EXERCISE BRIEF
Repeat every record below exactly as it appears.

========================

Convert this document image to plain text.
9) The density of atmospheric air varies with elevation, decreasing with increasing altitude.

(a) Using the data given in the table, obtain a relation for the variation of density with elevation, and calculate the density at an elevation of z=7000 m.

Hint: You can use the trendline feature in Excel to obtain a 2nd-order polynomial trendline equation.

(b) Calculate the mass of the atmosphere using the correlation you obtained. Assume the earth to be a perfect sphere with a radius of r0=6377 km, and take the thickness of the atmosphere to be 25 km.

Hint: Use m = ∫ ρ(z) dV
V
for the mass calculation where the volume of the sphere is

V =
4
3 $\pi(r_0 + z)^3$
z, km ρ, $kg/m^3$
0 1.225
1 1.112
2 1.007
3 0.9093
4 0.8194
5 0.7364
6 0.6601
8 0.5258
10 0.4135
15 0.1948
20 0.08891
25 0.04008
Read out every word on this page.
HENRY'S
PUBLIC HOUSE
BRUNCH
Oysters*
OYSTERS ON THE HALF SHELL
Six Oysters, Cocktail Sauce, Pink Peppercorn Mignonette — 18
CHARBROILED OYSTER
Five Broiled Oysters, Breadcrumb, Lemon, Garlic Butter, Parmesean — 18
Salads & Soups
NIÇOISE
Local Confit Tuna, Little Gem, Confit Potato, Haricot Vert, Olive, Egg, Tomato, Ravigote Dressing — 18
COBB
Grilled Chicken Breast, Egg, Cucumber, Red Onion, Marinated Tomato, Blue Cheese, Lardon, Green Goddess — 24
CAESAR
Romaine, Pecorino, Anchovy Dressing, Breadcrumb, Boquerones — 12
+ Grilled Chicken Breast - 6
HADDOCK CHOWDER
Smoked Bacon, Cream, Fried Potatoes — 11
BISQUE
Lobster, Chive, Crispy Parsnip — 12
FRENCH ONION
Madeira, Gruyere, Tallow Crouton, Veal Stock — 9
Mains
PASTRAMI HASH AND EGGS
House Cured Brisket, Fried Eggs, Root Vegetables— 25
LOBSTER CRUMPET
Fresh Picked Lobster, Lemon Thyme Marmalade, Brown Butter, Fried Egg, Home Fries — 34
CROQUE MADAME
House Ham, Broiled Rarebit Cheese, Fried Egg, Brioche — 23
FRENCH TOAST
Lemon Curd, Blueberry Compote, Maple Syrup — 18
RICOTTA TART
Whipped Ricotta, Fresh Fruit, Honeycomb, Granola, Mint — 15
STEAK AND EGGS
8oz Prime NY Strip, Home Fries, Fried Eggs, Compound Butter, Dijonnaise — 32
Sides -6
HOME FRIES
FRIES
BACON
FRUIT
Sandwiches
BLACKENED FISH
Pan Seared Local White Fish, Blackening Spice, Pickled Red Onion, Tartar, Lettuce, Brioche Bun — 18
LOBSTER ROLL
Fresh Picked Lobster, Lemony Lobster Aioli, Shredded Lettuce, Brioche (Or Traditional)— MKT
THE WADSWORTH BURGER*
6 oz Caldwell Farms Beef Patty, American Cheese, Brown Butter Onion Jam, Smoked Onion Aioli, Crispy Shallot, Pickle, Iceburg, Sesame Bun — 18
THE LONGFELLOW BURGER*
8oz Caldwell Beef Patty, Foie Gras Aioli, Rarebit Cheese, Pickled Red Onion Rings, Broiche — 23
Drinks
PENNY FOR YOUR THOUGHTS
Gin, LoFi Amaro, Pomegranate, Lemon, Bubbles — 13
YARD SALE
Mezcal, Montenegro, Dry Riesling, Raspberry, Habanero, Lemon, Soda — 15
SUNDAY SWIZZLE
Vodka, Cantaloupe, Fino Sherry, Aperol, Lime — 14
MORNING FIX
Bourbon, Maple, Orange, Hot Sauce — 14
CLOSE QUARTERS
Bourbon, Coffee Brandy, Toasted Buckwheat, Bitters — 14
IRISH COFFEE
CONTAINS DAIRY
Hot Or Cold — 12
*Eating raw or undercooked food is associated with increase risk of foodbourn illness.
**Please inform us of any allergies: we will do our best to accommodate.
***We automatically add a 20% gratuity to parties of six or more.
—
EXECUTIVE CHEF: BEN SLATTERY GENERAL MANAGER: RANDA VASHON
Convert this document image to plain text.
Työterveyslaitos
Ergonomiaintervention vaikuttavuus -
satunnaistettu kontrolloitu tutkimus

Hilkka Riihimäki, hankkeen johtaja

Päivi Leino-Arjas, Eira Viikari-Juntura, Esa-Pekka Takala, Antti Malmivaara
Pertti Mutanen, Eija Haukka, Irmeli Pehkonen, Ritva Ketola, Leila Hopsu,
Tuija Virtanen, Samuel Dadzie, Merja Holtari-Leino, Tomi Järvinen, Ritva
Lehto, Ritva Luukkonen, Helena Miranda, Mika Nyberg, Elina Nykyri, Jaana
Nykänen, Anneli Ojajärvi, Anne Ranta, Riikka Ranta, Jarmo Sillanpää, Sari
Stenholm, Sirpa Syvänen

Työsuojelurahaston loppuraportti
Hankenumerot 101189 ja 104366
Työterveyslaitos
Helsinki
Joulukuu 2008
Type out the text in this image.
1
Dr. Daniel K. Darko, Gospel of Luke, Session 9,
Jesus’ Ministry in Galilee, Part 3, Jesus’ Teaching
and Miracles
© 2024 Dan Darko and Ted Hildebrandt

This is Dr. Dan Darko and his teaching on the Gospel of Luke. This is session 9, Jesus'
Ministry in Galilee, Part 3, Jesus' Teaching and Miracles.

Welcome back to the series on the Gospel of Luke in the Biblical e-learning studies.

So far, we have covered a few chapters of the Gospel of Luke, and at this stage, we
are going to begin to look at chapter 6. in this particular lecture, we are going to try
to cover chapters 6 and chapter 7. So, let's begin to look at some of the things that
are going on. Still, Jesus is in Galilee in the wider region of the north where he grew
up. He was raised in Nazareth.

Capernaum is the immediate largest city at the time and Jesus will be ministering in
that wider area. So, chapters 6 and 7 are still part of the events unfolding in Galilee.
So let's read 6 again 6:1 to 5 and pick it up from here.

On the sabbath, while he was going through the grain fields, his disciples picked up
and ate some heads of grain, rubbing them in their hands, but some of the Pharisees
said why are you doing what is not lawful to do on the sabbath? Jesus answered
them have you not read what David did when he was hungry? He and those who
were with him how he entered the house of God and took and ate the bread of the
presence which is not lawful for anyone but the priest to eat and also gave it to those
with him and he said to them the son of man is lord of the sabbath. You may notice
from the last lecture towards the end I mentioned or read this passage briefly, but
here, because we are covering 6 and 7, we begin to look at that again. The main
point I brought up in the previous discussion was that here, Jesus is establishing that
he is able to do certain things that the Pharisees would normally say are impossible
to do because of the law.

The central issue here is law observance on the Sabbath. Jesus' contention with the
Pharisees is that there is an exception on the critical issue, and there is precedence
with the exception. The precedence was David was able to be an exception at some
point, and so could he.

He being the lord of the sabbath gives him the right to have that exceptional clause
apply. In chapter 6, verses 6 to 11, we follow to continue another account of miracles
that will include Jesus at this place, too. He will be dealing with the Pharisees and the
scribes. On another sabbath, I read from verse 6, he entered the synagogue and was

========================

TASK SOLUTION
Convert this document image to plain text.
9) The density of atmospheric air varies with elevation, decreasing with increasing altitude.

(a) Using the data given in the table, obtain a relation for the variation of density with elevation, and calculate the density at an elevation of z=7000 m.

Hint: You can use the trendline feature in Excel to obtain a 2nd-order polynomial trendline equation.

(b) Calculate the mass of the atmosphere using the correlation you obtained. Assume the earth to be a perfect sphere with a radius of r0=6377 km, and take the thickness of the atmosphere to be 25 km.

Hint: Use m = ∫ ρ(z) dV
V
for the mass calculation where the volume of the sphere is

V =
4
3 $\pi(r_0 + z)^3$
z, km ρ, $kg/m^3$
0 1.225
1 1.112
2 1.007
3 0.9093
4 0.8194
5 0.7364
6 0.6601
8 0.5258
10 0.4135
15 0.1948
20 0.08891
25 0.04008
Read out every word on this page.
HENRY'S
PUBLIC HOUSE
BRUNCH
Oysters*
OYSTERS ON THE HALF SHELL
Six Oysters, Cocktail Sauce, Pink Peppercorn Mignonette — 18
CHARBROILED OYSTER
Five Broiled Oysters, Breadcrumb, Lemon, Garlic Butter, Parmesean — 18
Salads & Soups
NIÇOISE
Local Confit Tuna, Little Gem, Confit Potato, Haricot Vert, Olive, Egg, Tomato, Ravigote Dressing — 18
COBB
Grilled Chicken Breast, Egg, Cucumber, Red Onion, Marinated Tomato, Blue Cheese, Lardon, Green Goddess — 24
CAESAR
Romaine, Pecorino, Anchovy Dressing, Breadcrumb, Boquerones — 12
+ Grilled Chicken Breast - 6
HADDOCK CHOWDER
Smoked Bacon, Cream, Fried Potatoes — 11
BISQUE
Lobster, Chive, Crispy Parsnip — 12
FRENCH ONION
Madeira, Gruyere, Tallow Crouton, Veal Stock — 9
Mains
PASTRAMI HASH AND EGGS
House Cured Brisket, Fried Eggs, Root Vegetables— 25
LOBSTER CRUMPET
Fresh Picked Lobster, Lemon Thyme Marmalade, Brown Butter, Fried Egg, Home Fries — 34
CROQUE MADAME
House Ham, Broiled Rarebit Cheese, Fried Egg, Brioche — 23
FRENCH TOAST
Lemon Curd, Blueberry Compote, Maple Syrup — 18
RICOTTA TART
Whipped Ricotta, Fresh Fruit, Honeycomb, Granola, Mint — 15
STEAK AND EGGS
8oz Prime NY Strip, Home Fries, Fried Eggs, Compound Butter, Dijonnaise — 32
Sides -6
HOME FRIES
FRIES
BACON
FRUIT
Sandwiches
BLACKENED FISH
Pan Seared Local White Fish, Blackening Spice, Pickled Red Onion, Tartar, Lettuce, Brioche Bun — 18
LOBSTER ROLL
Fresh Picked Lobster, Lemony Lobster Aioli, Shredded Lettuce, Brioche (Or Traditional)— MKT
THE WADSWORTH BURGER*
6 oz Caldwell Farms Beef Patty, American Cheese, Brown Butter Onion Jam, Smoked Onion Aioli, Crispy Shallot, Pickle, Iceburg, Sesame Bun — 18
THE LONGFELLOW BURGER*
8oz Caldwell Beef Patty, Foie Gras Aioli, Rarebit Cheese, Pickled Red Onion Rings, Broiche — 23
Drinks
PENNY FOR YOUR THOUGHTS
Gin, LoFi Amaro, Pomegranate, Lemon, Bubbles — 13
YARD SALE
Mezcal, Montenegro, Dry Riesling, Raspberry, Habanero, Lemon, Soda — 15
SUNDAY SWIZZLE
Vodka, Cantaloupe, Fino Sherry, Aperol, Lime — 14
MORNING FIX
Bourbon, Maple, Orange, Hot Sauce — 14
CLOSE QUARTERS
Bourbon, Coffee Brandy, Toasted Buckwheat, Bitters — 14
IRISH COFFEE
CONTAINS DAIRY
Hot Or Cold — 12
*Eating raw or undercooked food is associated with increase risk of foodbourn illness.
**Please inform us of any allergies: we will do our best to accommodate.
***We automatically add a 20% gratuity to parties of six or more.
—
EXECUTIVE CHEF: BEN SLATTERY GENERAL MANAGER: RANDA VASHON
Convert this document image to plain text.
Työterveyslaitos
Ergonomiaintervention vaikuttavuus -
satunnaistettu kontrolloitu tutkimus

Hilkka Riihimäki, hankkeen johtaja

Päivi Leino-Arjas, Eira Viikari-Juntura, Esa-Pekka Takala, Antti Malmivaara
Pertti Mutanen, Eija Haukka, Irmeli Pehkonen, Ritva Ketola, Leila Hopsu,
Tuija Virtanen, Samuel Dadzie, Merja Holtari-Leino, Tomi Järvinen, Ritva
Lehto, Ritva Luukkonen, Helena Miranda, Mika Nyberg, Elina Nykyri, Jaana
Nykänen, Anneli Ojajärvi, Anne Ranta, Riikka Ranta, Jarmo Sillanpää, Sari
Stenholm, Sirpa Syvänen

Työsuojelurahaston loppuraportti
Hankenumerot 101189 ja 104366
Työterveyslaitos
Helsinki
Joulukuu 2008
Type out the text in this image.
1
Dr. Daniel K. Darko, Gospel of Luke, Session 9,
Jesus’ Ministry in Galilee, Part 3, Jesus’ Teaching
and Miracles
© 2024 Dan Darko and Ted Hildebrandt

This is Dr. Dan Darko and his teaching on the Gospel of Luke. This is session 9, Jesus'
Ministry in Galilee, Part 3, Jesus' Teaching and Miracles.

Welcome back to the series on the Gospel of Luke in the Biblical e-learning studies.

So far, we have covered a few chapters of the Gospel of Luke, and at this stage, we
are going to begin to look at chapter 6. in this particular lecture, we are going to try
to cover chapters 6 and chapter 7. So, let's begin to look at some of the things that
are going on. Still, Jesus is in Galilee in the wider region of the north where he grew
up. He was raised in Nazareth.

Capernaum is the immediate largest city at the time and Jesus will be ministering in
that wider area. So, chapters 6 and 7 are still part of the events unfolding in Galilee.
So let's read 6 again 6:1 to 5 and pick it up from here.

On the sabbath, while he was going through the grain fields, his disciples picked up
and ate some heads of grain, rubbing them in their hands, but some of the Pharisees
said why are you doing what is not lawful to do on the sabbath? Jesus answered
them have you not read what David did when he was hungry? He and those who
were with him how he entered the house of God and took and ate the bread of the
presence which is not lawful for anyone but the priest to eat and also gave it to those
with him and he said to them the son of man is lord of the sabbath. You may notice
from the last lecture towards the end I mentioned or read this passage briefly, but
here, because we are covering 6 and 7, we begin to look at that again. The main
point I brought up in the previous discussion was that here, Jesus is establishing that
he is able to do certain things that the Pharisees would normally say are impossible
to do because of the law.

The central issue here is law observance on the Sabbath. Jesus' contention with the
Pharisees is that there is an exception on the critical issue, and there is precedence
with the exception. The precedence was David was able to be an exception at some
point, and so could he.

He being the lord of the sabbath gives him the right to have that exceptional clause
apply. In chapter 6, verses 6 to 11, we follow to continue another account of miracles
that will include Jesus at this place, too. He will be dealing with the Pharisees and the
scribes. On another sabbath, I read from verse 6, he entered the synagogue and was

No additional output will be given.